THE PROBLEM —
Copy every record below exactly as written, but leave out the pictures.

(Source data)
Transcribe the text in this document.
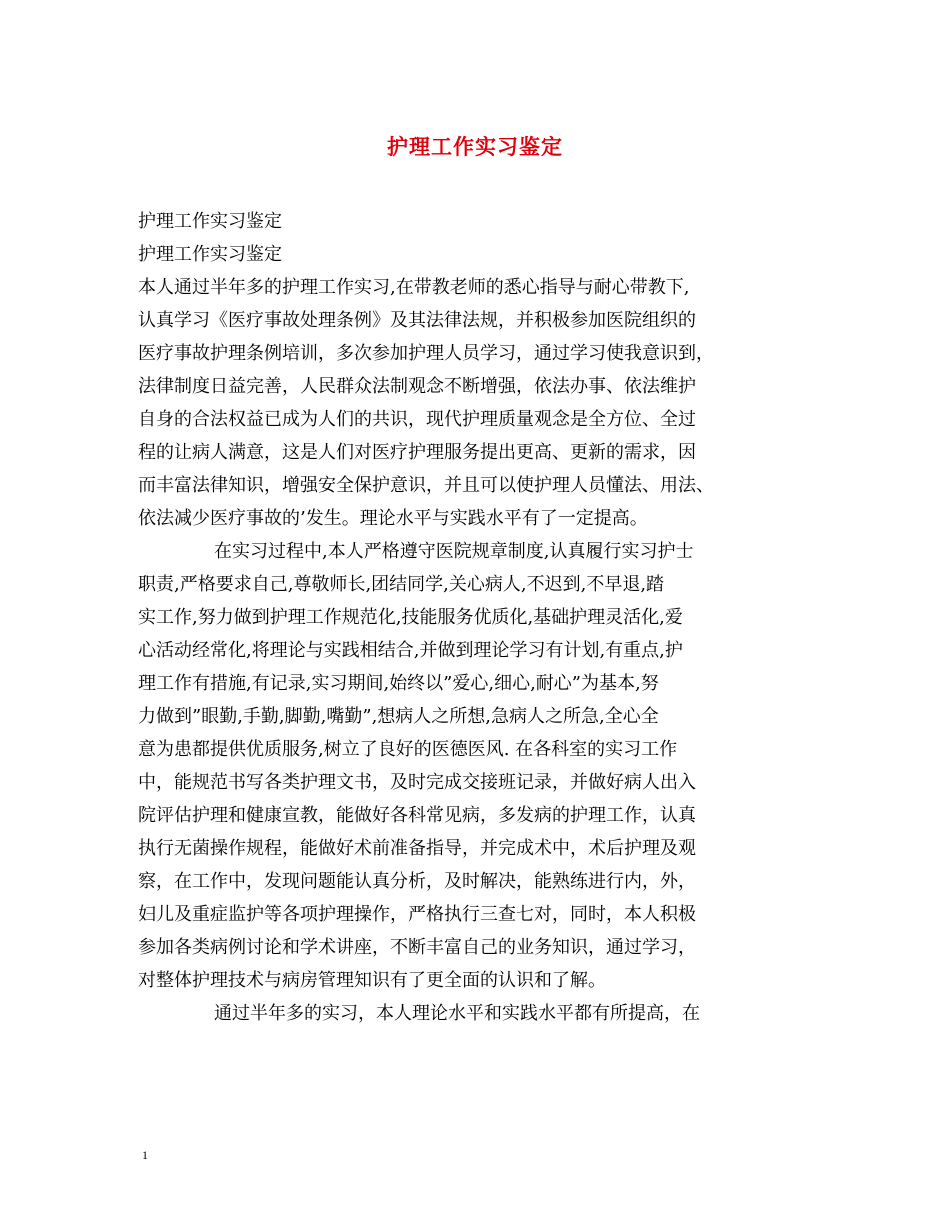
护理工作实习鉴定
护理工作实习鉴定
护理工作实习鉴定
本人通过半年多的护理工作实习,在带教老师的悉心指导与耐心带教下,
认真学习《医疗事故处理条例》及其法律法规，并积极参加医院组织的
医疗事故护理条例培训，多次参加护理人员学习，通过学习使我意识到，
法律制度日益完善，人民群众法制观念不断增强，依法办事、依法维护
自身的合法权益已成为人们的共识，现代护理质量观念是全方位、全过
程的让病人满意，这是人们对医疗护理服务提出更高、更新的需求，因
而丰富法律知识，增强安全保护意识，并且可以使护理人员懂法、用法、
依法减少医疗事故的’发生。理论水平与实践水平有了一定提高。
在实习过程中,本人严格遵守医院规章制度,认真履行实习护士
职责,严格要求自己,尊敬师长,团结同学,关心病人,不迟到,不早退,踏
实工作,努力做到护理工作规范化,技能服务优质化,基础护理灵活化,爱
心活动经常化,将理论与实践相结合,并做到理论学习有计划,有重点,护
理工作有措施,有记录,实习期间,始终以”爱心,细心,耐心”为基本,努
力做到”眼勤,手勤,脚勤,嘴勤”,想病人之所想,急病人之所急,全心全
意为患都提供优质服务,树立了良好的医德医风. 在各科室的实习工作
中，能规范书写各类护理文书，及时完成交接班记录，并做好病人出入
院评估护理和健康宣教，能做好各科常见病，多发病的护理工作，认真
执行无菌操作规程，能做好术前准备指导，并完成术中，术后护理及观
察，在工作中，发现问题能认真分析，及时解决，能熟练进行内，外，
妇儿及重症监护等各项护理操作，严格执行三查七对，同时，本人积极
参加各类病例讨论和学术讲座，不断丰富自己的业务知识，通过学习，
对整体护理技术与病房管理知识有了更全面的认识和了解。
通过半年多的实习，本人理论水平和实践水平都有所提高，在
1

COMPLETED EXERCISE —
Transcribe the text in this document.
护理工作实习鉴定
护理工作实习鉴定
护理工作实习鉴定
本人通过半年多的护理工作实习,在带教老师的悉心指导与耐心带教下,
认真学习《医疗事故处理条例》及其法律法规，并积极参加医院组织的
医疗事故护理条例培训，多次参加护理人员学习，通过学习使我意识到，
法律制度日益完善，人民群众法制观念不断增强，依法办事、依法维护
自身的合法权益已成为人们的共识，现代护理质量观念是全方位、全过
程的让病人满意，这是人们对医疗护理服务提出更高、更新的需求，因
而丰富法律知识，增强安全保护意识，并且可以使护理人员懂法、用法、
依法减少医疗事故的’发生。理论水平与实践水平有了一定提高。
在实习过程中,本人严格遵守医院规章制度,认真履行实习护士
职责,严格要求自己,尊敬师长,团结同学,关心病人,不迟到,不早退,踏
实工作,努力做到护理工作规范化,技能服务优质化,基础护理灵活化,爱
心活动经常化,将理论与实践相结合,并做到理论学习有计划,有重点,护
理工作有措施,有记录,实习期间,始终以”爱心,细心,耐心”为基本,努
力做到”眼勤,手勤,脚勤,嘴勤”,想病人之所想,急病人之所急,全心全
意为患都提供优质服务,树立了良好的医德医风. 在各科室的实习工作
中，能规范书写各类护理文书，及时完成交接班记录，并做好病人出入
院评估护理和健康宣教，能做好各科常见病，多发病的护理工作，认真
执行无菌操作规程，能做好术前准备指导，并完成术中，术后护理及观
察，在工作中，发现问题能认真分析，及时解决，能熟练进行内，外，
妇儿及重症监护等各项护理操作，严格执行三查七对，同时，本人积极
参加各类病例讨论和学术讲座，不断丰富自己的业务知识，通过学习，
对整体护理技术与病房管理知识有了更全面的认识和了解。
通过半年多的实习，本人理论水平和实践水平都有所提高，在
1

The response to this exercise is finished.